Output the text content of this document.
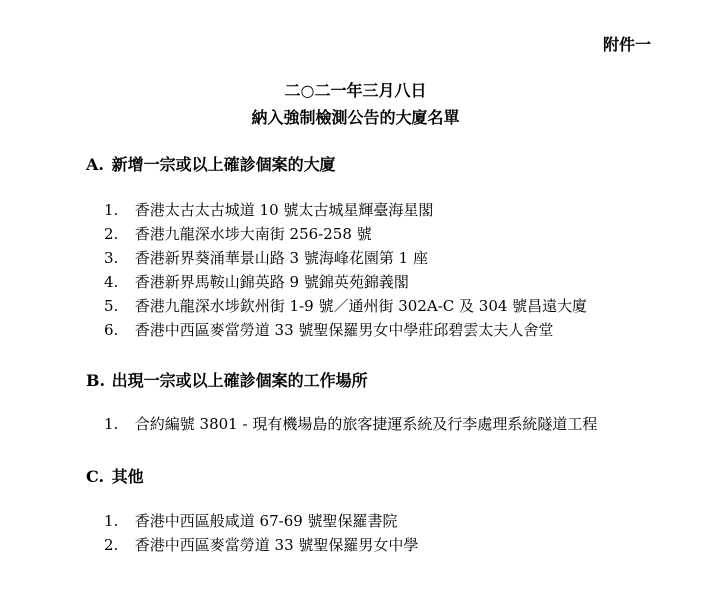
附件一
二○二一年三月八日
納入強制檢測公告的大廈名單
A. 新增一宗或以上確診個案的大廈
1. 香港太古太古城道 10 號太古城星輝臺海星閣
2. 香港九龍深水埗大南街 256-258 號
3. 香港新界葵涌華景山路 3 號海峰花園第 1 座
4. 香港新界馬鞍山錦英路 9 號錦英苑錦義閣
5. 香港九龍深水埗欽州街 1-9 號／通州街 302A-C 及 304 號昌遠大廈
6. 香港中西區麥當勞道 33 號聖保羅男女中學莊邱碧雲太夫人舍堂
B. 出現一宗或以上確診個案的工作場所
1. 合約編號 3801 - 現有機場島的旅客捷運系統及行李處理系統隧道工程
C. 其他
1. 香港中西區般咸道 67-69 號聖保羅書院
2. 香港中西區麥當勞道 33 號聖保羅男女中學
+===+
**WHAT YOU WILL DO**: Copy every entry word for word, but omit the pictures.

**FINISHED ANSWER**:
Output the text content of this document.
附件一
二○二一年三月八日
納入強制檢測公告的大廈名單
A. 新增一宗或以上確診個案的大廈
1. 香港太古太古城道 10 號太古城星輝臺海星閣
2. 香港九龍深水埗大南街 256-258 號
3. 香港新界葵涌華景山路 3 號海峰花園第 1 座
4. 香港新界馬鞍山錦英路 9 號錦英苑錦義閣
5. 香港九龍深水埗欽州街 1-9 號／通州街 302A-C 及 304 號昌遠大廈
6. 香港中西區麥當勞道 33 號聖保羅男女中學莊邱碧雲太夫人舍堂
B. 出現一宗或以上確診個案的工作場所
1. 合約編號 3801 - 現有機場島的旅客捷運系統及行李處理系統隧道工程
C. 其他
1. 香港中西區般咸道 67-69 號聖保羅書院
2. 香港中西區麥當勞道 33 號聖保羅男女中學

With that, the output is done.